> What you are asked to do:
Show all lines from the listing below that contain "JSON".

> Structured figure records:

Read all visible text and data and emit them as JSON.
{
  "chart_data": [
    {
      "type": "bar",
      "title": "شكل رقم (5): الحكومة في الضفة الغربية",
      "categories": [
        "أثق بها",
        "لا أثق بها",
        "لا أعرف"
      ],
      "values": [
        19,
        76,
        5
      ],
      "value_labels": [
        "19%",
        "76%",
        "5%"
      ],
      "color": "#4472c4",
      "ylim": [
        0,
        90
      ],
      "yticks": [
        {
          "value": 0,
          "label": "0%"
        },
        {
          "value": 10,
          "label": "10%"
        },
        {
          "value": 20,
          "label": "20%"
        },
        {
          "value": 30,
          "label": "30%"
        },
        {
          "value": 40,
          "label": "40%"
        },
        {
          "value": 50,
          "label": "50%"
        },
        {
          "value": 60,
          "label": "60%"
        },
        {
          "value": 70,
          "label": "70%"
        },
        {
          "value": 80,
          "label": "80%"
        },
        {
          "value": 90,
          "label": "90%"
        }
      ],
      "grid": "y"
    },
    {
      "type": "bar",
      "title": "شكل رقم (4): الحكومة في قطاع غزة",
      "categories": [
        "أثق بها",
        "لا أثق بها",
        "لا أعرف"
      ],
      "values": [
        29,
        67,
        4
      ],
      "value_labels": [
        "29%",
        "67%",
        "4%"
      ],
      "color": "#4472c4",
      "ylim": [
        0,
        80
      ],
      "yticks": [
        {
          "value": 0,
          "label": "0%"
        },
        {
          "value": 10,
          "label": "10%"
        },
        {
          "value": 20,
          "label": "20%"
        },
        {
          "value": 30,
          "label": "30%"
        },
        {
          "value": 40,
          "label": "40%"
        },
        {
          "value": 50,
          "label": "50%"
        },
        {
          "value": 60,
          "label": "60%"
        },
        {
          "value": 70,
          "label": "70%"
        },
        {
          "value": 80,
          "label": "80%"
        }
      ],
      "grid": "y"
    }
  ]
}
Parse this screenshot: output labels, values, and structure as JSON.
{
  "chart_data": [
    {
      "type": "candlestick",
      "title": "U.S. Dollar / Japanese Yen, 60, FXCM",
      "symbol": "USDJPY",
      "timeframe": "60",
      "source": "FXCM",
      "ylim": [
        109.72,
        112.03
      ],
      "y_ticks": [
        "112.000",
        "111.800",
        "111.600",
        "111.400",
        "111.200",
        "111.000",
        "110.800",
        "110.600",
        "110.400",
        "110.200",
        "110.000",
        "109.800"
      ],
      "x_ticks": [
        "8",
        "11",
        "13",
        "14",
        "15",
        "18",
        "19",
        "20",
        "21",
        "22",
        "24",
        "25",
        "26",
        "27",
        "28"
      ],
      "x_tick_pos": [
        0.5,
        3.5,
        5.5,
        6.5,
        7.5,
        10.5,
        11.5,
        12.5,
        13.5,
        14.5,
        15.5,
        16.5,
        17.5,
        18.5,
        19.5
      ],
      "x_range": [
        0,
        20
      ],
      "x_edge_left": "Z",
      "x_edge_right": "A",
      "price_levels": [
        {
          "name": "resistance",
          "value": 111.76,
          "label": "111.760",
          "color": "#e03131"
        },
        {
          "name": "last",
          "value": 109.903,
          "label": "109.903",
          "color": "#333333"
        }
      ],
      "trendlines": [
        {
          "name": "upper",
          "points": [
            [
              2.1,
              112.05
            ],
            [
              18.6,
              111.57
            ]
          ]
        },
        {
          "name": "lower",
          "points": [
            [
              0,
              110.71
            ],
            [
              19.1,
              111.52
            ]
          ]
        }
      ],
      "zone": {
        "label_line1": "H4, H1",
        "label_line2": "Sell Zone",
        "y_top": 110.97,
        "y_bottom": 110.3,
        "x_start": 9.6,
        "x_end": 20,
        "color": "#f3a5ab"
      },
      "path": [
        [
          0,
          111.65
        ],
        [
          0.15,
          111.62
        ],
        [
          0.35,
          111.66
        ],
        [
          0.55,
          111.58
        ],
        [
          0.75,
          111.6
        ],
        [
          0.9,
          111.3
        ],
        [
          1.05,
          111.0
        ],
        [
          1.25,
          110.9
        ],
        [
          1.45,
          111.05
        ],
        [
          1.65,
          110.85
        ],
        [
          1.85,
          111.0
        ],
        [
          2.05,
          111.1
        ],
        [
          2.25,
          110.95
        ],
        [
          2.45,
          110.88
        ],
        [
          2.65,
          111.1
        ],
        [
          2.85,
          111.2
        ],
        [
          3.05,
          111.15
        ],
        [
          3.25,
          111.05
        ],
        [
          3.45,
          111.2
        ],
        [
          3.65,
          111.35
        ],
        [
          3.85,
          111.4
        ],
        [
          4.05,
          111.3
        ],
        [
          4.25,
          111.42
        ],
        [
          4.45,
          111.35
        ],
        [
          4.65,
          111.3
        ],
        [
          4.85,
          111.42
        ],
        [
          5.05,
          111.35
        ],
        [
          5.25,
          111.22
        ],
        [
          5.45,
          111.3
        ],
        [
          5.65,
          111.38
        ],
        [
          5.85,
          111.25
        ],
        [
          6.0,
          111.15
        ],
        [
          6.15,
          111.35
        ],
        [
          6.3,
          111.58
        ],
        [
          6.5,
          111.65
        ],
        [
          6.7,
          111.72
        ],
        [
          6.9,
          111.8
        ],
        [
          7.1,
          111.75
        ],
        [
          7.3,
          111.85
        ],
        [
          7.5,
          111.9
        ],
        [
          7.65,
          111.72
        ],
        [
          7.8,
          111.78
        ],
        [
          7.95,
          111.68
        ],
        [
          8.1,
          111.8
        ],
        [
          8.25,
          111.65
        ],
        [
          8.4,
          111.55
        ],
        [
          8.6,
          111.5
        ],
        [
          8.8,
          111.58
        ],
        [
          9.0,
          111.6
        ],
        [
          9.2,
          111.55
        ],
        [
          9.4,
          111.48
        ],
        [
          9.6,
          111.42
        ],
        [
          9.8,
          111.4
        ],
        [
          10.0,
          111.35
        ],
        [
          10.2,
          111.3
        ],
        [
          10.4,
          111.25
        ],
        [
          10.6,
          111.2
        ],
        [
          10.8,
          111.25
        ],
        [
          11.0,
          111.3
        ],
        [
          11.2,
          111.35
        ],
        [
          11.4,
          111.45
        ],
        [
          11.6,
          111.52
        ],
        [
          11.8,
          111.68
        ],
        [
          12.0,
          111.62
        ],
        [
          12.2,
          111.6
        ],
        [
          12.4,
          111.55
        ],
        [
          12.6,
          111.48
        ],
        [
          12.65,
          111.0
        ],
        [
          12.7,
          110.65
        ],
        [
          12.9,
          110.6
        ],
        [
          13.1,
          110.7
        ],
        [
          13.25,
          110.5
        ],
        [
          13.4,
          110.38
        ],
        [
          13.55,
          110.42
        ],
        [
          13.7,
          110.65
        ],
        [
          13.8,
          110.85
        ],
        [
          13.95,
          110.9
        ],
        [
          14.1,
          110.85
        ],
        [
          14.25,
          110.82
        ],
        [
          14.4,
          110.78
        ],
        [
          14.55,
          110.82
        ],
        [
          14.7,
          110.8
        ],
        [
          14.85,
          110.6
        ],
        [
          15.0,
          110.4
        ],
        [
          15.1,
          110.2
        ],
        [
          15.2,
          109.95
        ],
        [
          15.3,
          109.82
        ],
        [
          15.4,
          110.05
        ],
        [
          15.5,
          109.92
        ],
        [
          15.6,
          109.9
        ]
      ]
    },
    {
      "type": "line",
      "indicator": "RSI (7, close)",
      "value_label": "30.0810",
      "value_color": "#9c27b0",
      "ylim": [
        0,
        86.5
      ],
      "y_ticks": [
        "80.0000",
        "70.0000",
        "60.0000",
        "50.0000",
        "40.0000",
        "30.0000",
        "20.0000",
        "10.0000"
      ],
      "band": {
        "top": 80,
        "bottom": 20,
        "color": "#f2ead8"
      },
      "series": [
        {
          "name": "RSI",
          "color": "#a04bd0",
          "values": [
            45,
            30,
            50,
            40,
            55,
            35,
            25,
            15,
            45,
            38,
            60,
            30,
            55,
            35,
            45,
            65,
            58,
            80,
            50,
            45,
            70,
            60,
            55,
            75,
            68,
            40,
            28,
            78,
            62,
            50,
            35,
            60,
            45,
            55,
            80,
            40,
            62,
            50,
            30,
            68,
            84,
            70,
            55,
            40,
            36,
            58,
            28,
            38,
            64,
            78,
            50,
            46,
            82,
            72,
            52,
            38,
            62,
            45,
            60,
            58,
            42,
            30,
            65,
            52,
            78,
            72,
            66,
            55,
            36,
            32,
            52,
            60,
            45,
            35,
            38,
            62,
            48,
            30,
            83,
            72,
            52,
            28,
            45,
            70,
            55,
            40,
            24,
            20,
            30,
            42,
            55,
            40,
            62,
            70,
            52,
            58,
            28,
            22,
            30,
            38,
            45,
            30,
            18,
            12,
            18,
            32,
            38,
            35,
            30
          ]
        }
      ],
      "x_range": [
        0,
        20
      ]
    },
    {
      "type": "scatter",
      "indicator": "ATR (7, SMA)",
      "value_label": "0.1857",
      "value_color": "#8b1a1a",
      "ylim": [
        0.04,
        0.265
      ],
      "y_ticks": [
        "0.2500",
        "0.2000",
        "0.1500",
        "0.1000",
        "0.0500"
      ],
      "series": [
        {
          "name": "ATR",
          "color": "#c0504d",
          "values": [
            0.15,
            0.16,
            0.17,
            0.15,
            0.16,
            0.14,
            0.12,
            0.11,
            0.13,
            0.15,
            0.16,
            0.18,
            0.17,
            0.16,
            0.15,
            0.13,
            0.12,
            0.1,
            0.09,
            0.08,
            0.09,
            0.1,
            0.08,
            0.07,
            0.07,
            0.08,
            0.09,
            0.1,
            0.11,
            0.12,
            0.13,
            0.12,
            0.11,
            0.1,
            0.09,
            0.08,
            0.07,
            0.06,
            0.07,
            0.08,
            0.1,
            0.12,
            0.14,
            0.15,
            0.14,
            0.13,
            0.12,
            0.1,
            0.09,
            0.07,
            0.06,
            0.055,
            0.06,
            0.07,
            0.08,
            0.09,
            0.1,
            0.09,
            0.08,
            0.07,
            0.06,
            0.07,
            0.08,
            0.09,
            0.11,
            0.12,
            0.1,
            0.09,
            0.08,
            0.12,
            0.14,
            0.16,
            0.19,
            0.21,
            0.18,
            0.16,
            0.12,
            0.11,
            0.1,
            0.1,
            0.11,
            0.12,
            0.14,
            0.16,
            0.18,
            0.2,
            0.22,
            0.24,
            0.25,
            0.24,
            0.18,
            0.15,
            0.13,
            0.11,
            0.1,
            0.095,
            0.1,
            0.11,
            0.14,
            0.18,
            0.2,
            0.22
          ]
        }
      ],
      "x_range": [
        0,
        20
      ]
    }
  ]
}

> Written answer:
Read all visible text and data and emit them as JSON.
Parse this screenshot: output labels, values, and structure as JSON.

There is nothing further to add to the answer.